» Short problem: Write out each line of the material again, word for word.

» Stored records:
>> Start

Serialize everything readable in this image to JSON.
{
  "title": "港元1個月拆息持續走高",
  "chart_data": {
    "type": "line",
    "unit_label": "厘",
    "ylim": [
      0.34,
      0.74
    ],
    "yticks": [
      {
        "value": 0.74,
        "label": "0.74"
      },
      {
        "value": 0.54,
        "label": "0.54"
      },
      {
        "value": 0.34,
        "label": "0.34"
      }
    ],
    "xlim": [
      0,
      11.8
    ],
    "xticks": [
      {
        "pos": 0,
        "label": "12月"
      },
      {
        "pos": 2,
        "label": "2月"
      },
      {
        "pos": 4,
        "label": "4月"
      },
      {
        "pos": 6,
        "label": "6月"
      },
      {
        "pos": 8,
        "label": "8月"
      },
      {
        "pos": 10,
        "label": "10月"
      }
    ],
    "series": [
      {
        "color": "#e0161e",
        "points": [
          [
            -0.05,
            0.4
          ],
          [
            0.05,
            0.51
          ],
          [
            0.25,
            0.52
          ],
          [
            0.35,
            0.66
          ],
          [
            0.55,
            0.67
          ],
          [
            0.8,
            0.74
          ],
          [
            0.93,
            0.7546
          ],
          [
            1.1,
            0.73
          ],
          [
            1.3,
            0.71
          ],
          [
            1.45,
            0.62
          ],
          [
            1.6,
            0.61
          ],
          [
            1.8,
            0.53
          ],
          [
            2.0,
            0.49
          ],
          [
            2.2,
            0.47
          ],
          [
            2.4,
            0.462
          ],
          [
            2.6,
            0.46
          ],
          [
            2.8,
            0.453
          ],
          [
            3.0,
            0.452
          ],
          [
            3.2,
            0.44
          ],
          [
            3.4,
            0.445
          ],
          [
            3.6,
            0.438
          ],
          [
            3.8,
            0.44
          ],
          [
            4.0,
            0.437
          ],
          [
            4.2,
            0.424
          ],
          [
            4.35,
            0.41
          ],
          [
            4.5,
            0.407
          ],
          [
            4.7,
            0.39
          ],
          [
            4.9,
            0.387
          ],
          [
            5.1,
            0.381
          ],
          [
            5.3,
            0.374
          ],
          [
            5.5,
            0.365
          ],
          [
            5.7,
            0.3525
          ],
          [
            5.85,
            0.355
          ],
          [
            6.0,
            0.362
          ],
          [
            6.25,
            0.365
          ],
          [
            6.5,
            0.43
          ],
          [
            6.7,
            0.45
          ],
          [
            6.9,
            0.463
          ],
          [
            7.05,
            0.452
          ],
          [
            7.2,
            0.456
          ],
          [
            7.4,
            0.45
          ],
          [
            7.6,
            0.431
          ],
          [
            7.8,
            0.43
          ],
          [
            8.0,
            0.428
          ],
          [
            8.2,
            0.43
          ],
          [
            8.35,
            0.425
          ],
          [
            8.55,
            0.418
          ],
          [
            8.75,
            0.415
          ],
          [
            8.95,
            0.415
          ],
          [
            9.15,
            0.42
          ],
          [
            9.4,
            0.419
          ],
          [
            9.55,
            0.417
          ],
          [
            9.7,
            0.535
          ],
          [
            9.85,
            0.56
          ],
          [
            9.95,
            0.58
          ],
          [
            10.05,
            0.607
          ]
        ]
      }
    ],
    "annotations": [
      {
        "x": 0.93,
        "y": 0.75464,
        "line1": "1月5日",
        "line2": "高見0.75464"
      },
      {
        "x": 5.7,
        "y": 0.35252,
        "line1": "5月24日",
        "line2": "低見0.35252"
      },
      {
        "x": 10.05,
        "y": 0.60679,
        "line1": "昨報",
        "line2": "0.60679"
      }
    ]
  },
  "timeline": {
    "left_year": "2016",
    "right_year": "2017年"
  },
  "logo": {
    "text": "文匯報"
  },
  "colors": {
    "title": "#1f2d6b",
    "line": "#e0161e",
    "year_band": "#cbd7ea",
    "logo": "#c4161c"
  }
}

>> End

» The completed task:
Serialize everything readable in this image to JSON.
{
  "title": "港元1個月拆息持續走高",
  "chart_data": {
    "type": "line",
    "unit_label": "厘",
    "ylim": [
      0.34,
      0.74
    ],
    "yticks": [
      {
        "value": 0.74,
        "label": "0.74"
      },
      {
        "value": 0.54,
        "label": "0.54"
      },
      {
        "value": 0.34,
        "label": "0.34"
      }
    ],
    "xlim": [
      0,
      11.8
    ],
    "xticks": [
      {
        "pos": 0,
        "label": "12月"
      },
      {
        "pos": 2,
        "label": "2月"
      },
      {
        "pos": 4,
        "label": "4月"
      },
      {
        "pos": 6,
        "label": "6月"
      },
      {
        "pos": 8,
        "label": "8月"
      },
      {
        "pos": 10,
        "label": "10月"
      }
    ],
    "series": [
      {
        "color": "#e0161e",
        "points": [
          [
            -0.05,
            0.4
          ],
          [
            0.05,
            0.51
          ],
          [
            0.25,
            0.52
          ],
          [
            0.35,
            0.66
          ],
          [
            0.55,
            0.67
          ],
          [
            0.8,
            0.74
          ],
          [
            0.93,
            0.7546
          ],
          [
            1.1,
            0.73
          ],
          [
            1.3,
            0.71
          ],
          [
            1.45,
            0.62
          ],
          [
            1.6,
            0.61
          ],
          [
            1.8,
            0.53
          ],
          [
            2.0,
            0.49
          ],
          [
            2.2,
            0.47
          ],
          [
            2.4,
            0.462
          ],
          [
            2.6,
            0.46
          ],
          [
            2.8,
            0.453
          ],
          [
            3.0,
            0.452
          ],
          [
            3.2,
            0.44
          ],
          [
            3.4,
            0.445
          ],
          [
            3.6,
            0.438
          ],
          [
            3.8,
            0.44
          ],
          [
            4.0,
            0.437
          ],
          [
            4.2,
            0.424
          ],
          [
            4.35,
            0.41
          ],
          [
            4.5,
            0.407
          ],
          [
            4.7,
            0.39
          ],
          [
            4.9,
            0.387
          ],
          [
            5.1,
            0.381
          ],
          [
            5.3,
            0.374
          ],
          [
            5.5,
            0.365
          ],
          [
            5.7,
            0.3525
          ],
          [
            5.85,
            0.355
          ],
          [
            6.0,
            0.362
          ],
          [
            6.25,
            0.365
          ],
          [
            6.5,
            0.43
          ],
          [
            6.7,
            0.45
          ],
          [
            6.9,
            0.463
          ],
          [
            7.05,
            0.452
          ],
          [
            7.2,
            0.456
          ],
          [
            7.4,
            0.45
          ],
          [
            7.6,
            0.431
          ],
          [
            7.8,
            0.43
          ],
          [
            8.0,
            0.428
          ],
          [
            8.2,
            0.43
          ],
          [
            8.35,
            0.425
          ],
          [
            8.55,
            0.418
          ],
          [
            8.75,
            0.415
          ],
          [
            8.95,
            0.415
          ],
          [
            9.15,
            0.42
          ],
          [
            9.4,
            0.419
          ],
          [
            9.55,
            0.417
          ],
          [
            9.7,
            0.535
          ],
          [
            9.85,
            0.56
          ],
          [
            9.95,
            0.58
          ],
          [
            10.05,
            0.607
          ]
        ]
      }
    ],
    "annotations": [
      {
        "x": 0.93,
        "y": 0.75464,
        "line1": "1月5日",
        "line2": "高見0.75464"
      },
      {
        "x": 5.7,
        "y": 0.35252,
        "line1": "5月24日",
        "line2": "低見0.35252"
      },
      {
        "x": 10.05,
        "y": 0.60679,
        "line1": "昨報",
        "line2": "0.60679"
      }
    ]
  },
  "timeline": {
    "left_year": "2016",
    "right_year": "2017年"
  },
  "logo": {
    "text": "文匯報"
  },
  "colors": {
    "title": "#1f2d6b",
    "line": "#e0161e",
    "year_band": "#cbd7ea",
    "logo": "#c4161c"
  }
}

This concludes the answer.